Quote every line of the material beneath this one.

Material to process ->
#####
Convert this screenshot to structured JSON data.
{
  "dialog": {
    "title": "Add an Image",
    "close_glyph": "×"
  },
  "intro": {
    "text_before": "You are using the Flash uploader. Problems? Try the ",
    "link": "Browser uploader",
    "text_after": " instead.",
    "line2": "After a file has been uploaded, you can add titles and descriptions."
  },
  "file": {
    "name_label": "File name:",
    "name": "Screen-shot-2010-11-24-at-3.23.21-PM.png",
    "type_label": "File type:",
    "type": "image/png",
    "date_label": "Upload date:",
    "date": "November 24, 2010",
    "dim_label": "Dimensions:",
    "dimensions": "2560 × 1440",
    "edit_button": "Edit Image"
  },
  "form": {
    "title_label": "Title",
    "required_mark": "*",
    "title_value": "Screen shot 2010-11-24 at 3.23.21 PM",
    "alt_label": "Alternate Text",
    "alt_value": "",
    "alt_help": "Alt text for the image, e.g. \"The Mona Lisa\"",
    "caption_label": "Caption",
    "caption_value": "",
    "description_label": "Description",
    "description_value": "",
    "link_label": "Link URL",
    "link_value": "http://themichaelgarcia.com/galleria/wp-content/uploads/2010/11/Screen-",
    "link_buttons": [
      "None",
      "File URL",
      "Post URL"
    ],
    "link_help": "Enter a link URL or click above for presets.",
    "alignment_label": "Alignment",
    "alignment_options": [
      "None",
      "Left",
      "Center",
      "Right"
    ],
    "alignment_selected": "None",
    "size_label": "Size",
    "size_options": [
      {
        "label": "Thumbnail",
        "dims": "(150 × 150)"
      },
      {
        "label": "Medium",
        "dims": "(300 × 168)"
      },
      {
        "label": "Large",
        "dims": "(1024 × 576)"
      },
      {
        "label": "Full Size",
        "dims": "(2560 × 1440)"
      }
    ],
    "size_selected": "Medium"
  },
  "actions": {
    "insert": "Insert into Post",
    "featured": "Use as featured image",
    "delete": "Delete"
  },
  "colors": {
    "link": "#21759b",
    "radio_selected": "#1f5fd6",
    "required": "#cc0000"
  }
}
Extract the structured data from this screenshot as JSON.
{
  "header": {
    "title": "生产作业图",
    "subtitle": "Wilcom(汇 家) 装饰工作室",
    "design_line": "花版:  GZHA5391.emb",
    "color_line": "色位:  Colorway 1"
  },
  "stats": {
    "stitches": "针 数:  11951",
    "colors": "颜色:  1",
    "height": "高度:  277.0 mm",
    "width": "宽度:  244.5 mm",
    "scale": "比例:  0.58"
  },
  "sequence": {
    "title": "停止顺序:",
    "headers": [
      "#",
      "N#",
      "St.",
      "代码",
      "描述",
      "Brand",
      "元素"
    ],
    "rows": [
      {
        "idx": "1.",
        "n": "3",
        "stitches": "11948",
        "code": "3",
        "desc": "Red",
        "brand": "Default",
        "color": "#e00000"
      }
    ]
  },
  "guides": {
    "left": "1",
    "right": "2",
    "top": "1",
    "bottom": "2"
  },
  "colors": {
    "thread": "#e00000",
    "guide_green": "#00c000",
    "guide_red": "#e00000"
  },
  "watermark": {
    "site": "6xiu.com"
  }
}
#####
Response ->
Convert this screenshot to structured JSON data.
{
  "dialog": {
    "title": "Add an Image",
    "close_glyph": "×"
  },
  "intro": {
    "text_before": "You are using the Flash uploader. Problems? Try the ",
    "link": "Browser uploader",
    "text_after": " instead.",
    "line2": "After a file has been uploaded, you can add titles and descriptions."
  },
  "file": {
    "name_label": "File name:",
    "name": "Screen-shot-2010-11-24-at-3.23.21-PM.png",
    "type_label": "File type:",
    "type": "image/png",
    "date_label": "Upload date:",
    "date": "November 24, 2010",
    "dim_label": "Dimensions:",
    "dimensions": "2560 × 1440",
    "edit_button": "Edit Image"
  },
  "form": {
    "title_label": "Title",
    "required_mark": "*",
    "title_value": "Screen shot 2010-11-24 at 3.23.21 PM",
    "alt_label": "Alternate Text",
    "alt_value": "",
    "alt_help": "Alt text for the image, e.g. \"The Mona Lisa\"",
    "caption_label": "Caption",
    "caption_value": "",
    "description_label": "Description",
    "description_value": "",
    "link_label": "Link URL",
    "link_value": "http://themichaelgarcia.com/galleria/wp-content/uploads/2010/11/Screen-",
    "link_buttons": [
      "None",
      "File URL",
      "Post URL"
    ],
    "link_help": "Enter a link URL or click above for presets.",
    "alignment_label": "Alignment",
    "alignment_options": [
      "None",
      "Left",
      "Center",
      "Right"
    ],
    "alignment_selected": "None",
    "size_label": "Size",
    "size_options": [
      {
        "label": "Thumbnail",
        "dims": "(150 × 150)"
      },
      {
        "label": "Medium",
        "dims": "(300 × 168)"
      },
      {
        "label": "Large",
        "dims": "(1024 × 576)"
      },
      {
        "label": "Full Size",
        "dims": "(2560 × 1440)"
      }
    ],
    "size_selected": "Medium"
  },
  "actions": {
    "insert": "Insert into Post",
    "featured": "Use as featured image",
    "delete": "Delete"
  },
  "colors": {
    "link": "#21759b",
    "radio_selected": "#1f5fd6",
    "required": "#cc0000"
  }
}
Extract the structured data from this screenshot as JSON.
{
  "header": {
    "title": "生产作业图",
    "subtitle": "Wilcom(汇 家) 装饰工作室",
    "design_line": "花版:  GZHA5391.emb",
    "color_line": "色位:  Colorway 1"
  },
  "stats": {
    "stitches": "针 数:  11951",
    "colors": "颜色:  1",
    "height": "高度:  277.0 mm",
    "width": "宽度:  244.5 mm",
    "scale": "比例:  0.58"
  },
  "sequence": {
    "title": "停止顺序:",
    "headers": [
      "#",
      "N#",
      "St.",
      "代码",
      "描述",
      "Brand",
      "元素"
    ],
    "rows": [
      {
        "idx": "1.",
        "n": "3",
        "stitches": "11948",
        "code": "3",
        "desc": "Red",
        "brand": "Default",
        "color": "#e00000"
      }
    ]
  },
  "guides": {
    "left": "1",
    "right": "2",
    "top": "1",
    "bottom": "2"
  },
  "colors": {
    "thread": "#e00000",
    "guide_green": "#00c000",
    "guide_red": "#e00000"
  },
  "watermark": {
    "site": "6xiu.com"
  }
}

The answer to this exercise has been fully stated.